--- Begin ---
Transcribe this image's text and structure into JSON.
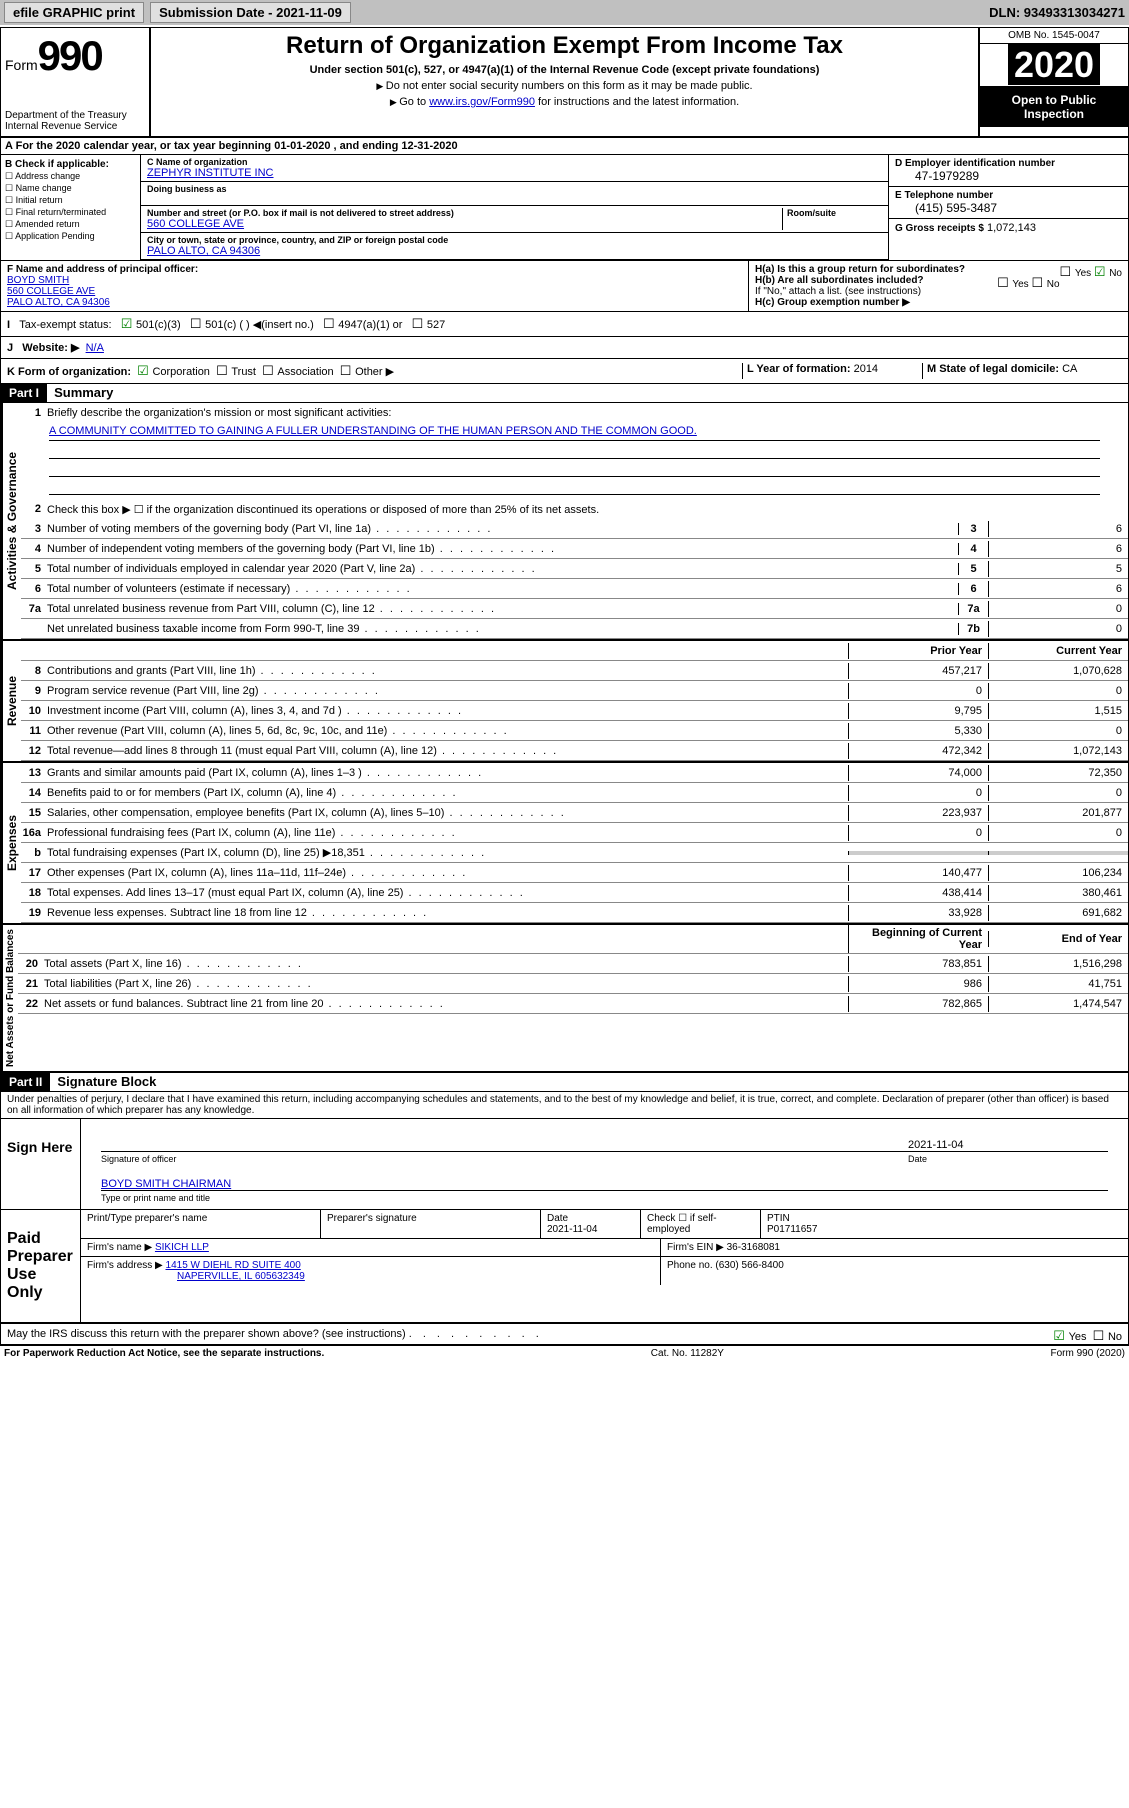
{
  "topbar": {
    "efile": "efile GRAPHIC print",
    "sub_label": "Submission Date - 2021-11-09",
    "dln": "DLN: 93493313034271"
  },
  "header": {
    "form_label": "Form",
    "form_num": "990",
    "dept": "Department of the Treasury\nInternal Revenue Service",
    "title": "Return of Organization Exempt From Income Tax",
    "subtitle": "Under section 501(c), 527, or 4947(a)(1) of the Internal Revenue Code (except private foundations)",
    "note1": "Do not enter social security numbers on this form as it may be made public.",
    "note2": "Go to ",
    "link": "www.irs.gov/Form990",
    "note2b": " for instructions and the latest information.",
    "omb": "OMB No. 1545-0047",
    "year": "2020",
    "open": "Open to Public Inspection"
  },
  "rowA": "For the 2020 calendar year, or tax year beginning 01-01-2020   , and ending 12-31-2020",
  "boxB": {
    "hdr": "B Check if applicable:",
    "items": [
      "Address change",
      "Name change",
      "Initial return",
      "Final return/terminated",
      "Amended return",
      "Application Pending"
    ]
  },
  "boxC": {
    "name_lbl": "C Name of organization",
    "name": "ZEPHYR INSTITUTE INC",
    "dba_lbl": "Doing business as",
    "addr_lbl": "Number and street (or P.O. box if mail is not delivered to street address)",
    "room_lbl": "Room/suite",
    "addr": "560 COLLEGE AVE",
    "city_lbl": "City or town, state or province, country, and ZIP or foreign postal code",
    "city": "PALO ALTO, CA  94306"
  },
  "boxD": {
    "lbl": "D Employer identification number",
    "val": "47-1979289"
  },
  "boxE": {
    "lbl": "E Telephone number",
    "val": "(415) 595-3487"
  },
  "boxG": {
    "lbl": "G Gross receipts $",
    "val": "1,072,143"
  },
  "boxF": {
    "lbl": "F Name and address of principal officer:",
    "name": "BOYD SMITH",
    "addr1": "560 COLLEGE AVE",
    "addr2": "PALO ALTO, CA  94306"
  },
  "boxH": {
    "ha": "H(a)  Is this a group return for subordinates?",
    "hb": "H(b)  Are all subordinates included?",
    "hnote": "If \"No,\" attach a list. (see instructions)",
    "hc": "H(c)  Group exemption number ▶",
    "yes": "Yes",
    "no": "No"
  },
  "rowI": {
    "lbl": "Tax-exempt status:",
    "opts": [
      "501(c)(3)",
      "501(c) (  ) ◀(insert no.)",
      "4947(a)(1) or",
      "527"
    ]
  },
  "rowJ": {
    "lbl": "Website: ▶",
    "val": "N/A"
  },
  "rowK": {
    "lbl": "K Form of organization:",
    "opts": [
      "Corporation",
      "Trust",
      "Association",
      "Other ▶"
    ],
    "l_lbl": "L Year of formation:",
    "l_val": "2014",
    "m_lbl": "M State of legal domicile:",
    "m_val": "CA"
  },
  "part1": {
    "hdr": "Part I",
    "title": "Summary",
    "side_gov": "Activities & Governance",
    "side_rev": "Revenue",
    "side_exp": "Expenses",
    "side_net": "Net Assets or Fund Balances",
    "q1": "Briefly describe the organization's mission or most significant activities:",
    "mission": "A COMMUNITY COMMITTED TO GAINING A FULLER UNDERSTANDING OF THE HUMAN PERSON AND THE COMMON GOOD.",
    "q2": "Check this box ▶ ☐  if the organization discontinued its operations or disposed of more than 25% of its net assets.",
    "lines_gov": [
      {
        "n": "3",
        "d": "Number of voting members of the governing body (Part VI, line 1a)",
        "c": "3",
        "v": "6"
      },
      {
        "n": "4",
        "d": "Number of independent voting members of the governing body (Part VI, line 1b)",
        "c": "4",
        "v": "6"
      },
      {
        "n": "5",
        "d": "Total number of individuals employed in calendar year 2020 (Part V, line 2a)",
        "c": "5",
        "v": "5"
      },
      {
        "n": "6",
        "d": "Total number of volunteers (estimate if necessary)",
        "c": "6",
        "v": "6"
      },
      {
        "n": "7a",
        "d": "Total unrelated business revenue from Part VIII, column (C), line 12",
        "c": "7a",
        "v": "0"
      },
      {
        "n": "",
        "d": "Net unrelated business taxable income from Form 990-T, line 39",
        "c": "7b",
        "v": "0"
      }
    ],
    "col_prior": "Prior Year",
    "col_curr": "Current Year",
    "lines_rev": [
      {
        "n": "8",
        "d": "Contributions and grants (Part VIII, line 1h)",
        "p": "457,217",
        "c": "1,070,628"
      },
      {
        "n": "9",
        "d": "Program service revenue (Part VIII, line 2g)",
        "p": "0",
        "c": "0"
      },
      {
        "n": "10",
        "d": "Investment income (Part VIII, column (A), lines 3, 4, and 7d )",
        "p": "9,795",
        "c": "1,515"
      },
      {
        "n": "11",
        "d": "Other revenue (Part VIII, column (A), lines 5, 6d, 8c, 9c, 10c, and 11e)",
        "p": "5,330",
        "c": "0"
      },
      {
        "n": "12",
        "d": "Total revenue—add lines 8 through 11 (must equal Part VIII, column (A), line 12)",
        "p": "472,342",
        "c": "1,072,143"
      }
    ],
    "lines_exp": [
      {
        "n": "13",
        "d": "Grants and similar amounts paid (Part IX, column (A), lines 1–3 )",
        "p": "74,000",
        "c": "72,350"
      },
      {
        "n": "14",
        "d": "Benefits paid to or for members (Part IX, column (A), line 4)",
        "p": "0",
        "c": "0"
      },
      {
        "n": "15",
        "d": "Salaries, other compensation, employee benefits (Part IX, column (A), lines 5–10)",
        "p": "223,937",
        "c": "201,877"
      },
      {
        "n": "16a",
        "d": "Professional fundraising fees (Part IX, column (A), line 11e)",
        "p": "0",
        "c": "0"
      },
      {
        "n": "b",
        "d": "Total fundraising expenses (Part IX, column (D), line 25) ▶18,351",
        "p": "",
        "c": ""
      },
      {
        "n": "17",
        "d": "Other expenses (Part IX, column (A), lines 11a–11d, 11f–24e)",
        "p": "140,477",
        "c": "106,234"
      },
      {
        "n": "18",
        "d": "Total expenses. Add lines 13–17 (must equal Part IX, column (A), line 25)",
        "p": "438,414",
        "c": "380,461"
      },
      {
        "n": "19",
        "d": "Revenue less expenses. Subtract line 18 from line 12",
        "p": "33,928",
        "c": "691,682"
      }
    ],
    "col_beg": "Beginning of Current Year",
    "col_end": "End of Year",
    "lines_net": [
      {
        "n": "20",
        "d": "Total assets (Part X, line 16)",
        "p": "783,851",
        "c": "1,516,298"
      },
      {
        "n": "21",
        "d": "Total liabilities (Part X, line 26)",
        "p": "986",
        "c": "41,751"
      },
      {
        "n": "22",
        "d": "Net assets or fund balances. Subtract line 21 from line 20",
        "p": "782,865",
        "c": "1,474,547"
      }
    ]
  },
  "part2": {
    "hdr": "Part II",
    "title": "Signature Block",
    "decl": "Under penalties of perjury, I declare that I have examined this return, including accompanying schedules and statements, and to the best of my knowledge and belief, it is true, correct, and complete. Declaration of preparer (other than officer) is based on all information of which preparer has any knowledge.",
    "sign_here": "Sign Here",
    "sig_officer": "Signature of officer",
    "date_lbl": "Date",
    "sig_date": "2021-11-04",
    "officer": "BOYD SMITH CHAIRMAN",
    "type_name": "Type or print name and title",
    "paid_prep": "Paid Preparer Use Only",
    "prep_name_lbl": "Print/Type preparer's name",
    "prep_sig_lbl": "Preparer's signature",
    "prep_date_lbl": "Date",
    "prep_date": "2021-11-04",
    "self_emp": "Check ☐ if self-employed",
    "ptin_lbl": "PTIN",
    "ptin": "P01711657",
    "firm_name_lbl": "Firm's name   ▶",
    "firm_name": "SIKICH LLP",
    "firm_ein_lbl": "Firm's EIN ▶",
    "firm_ein": "36-3168081",
    "firm_addr_lbl": "Firm's address ▶",
    "firm_addr1": "1415 W DIEHL RD SUITE 400",
    "firm_addr2": "NAPERVILLE, IL  605632349",
    "phone_lbl": "Phone no.",
    "phone": "(630) 566-8400",
    "discuss": "May the IRS discuss this return with the preparer shown above? (see instructions)",
    "yes": "Yes",
    "no": "No"
  },
  "footer": {
    "left": "For Paperwork Reduction Act Notice, see the separate instructions.",
    "mid": "Cat. No. 11282Y",
    "right": "Form 990 (2020)"
  }
}
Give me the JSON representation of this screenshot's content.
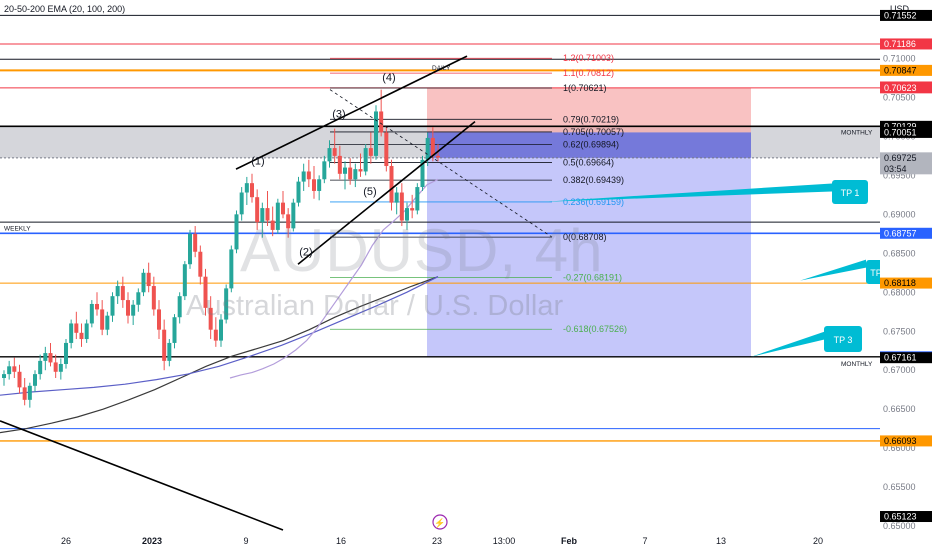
--- End ---
- _Problem to work on_: Collect the complete line wherever the string "fundraising" appears in the records.

- _Task solution_:
        "d": "Professional fundraising fees (Part IX, column (A), line 11e)",
        "d": "Total fundraising expenses (Part IX, column (D), line 25) ▶18,351",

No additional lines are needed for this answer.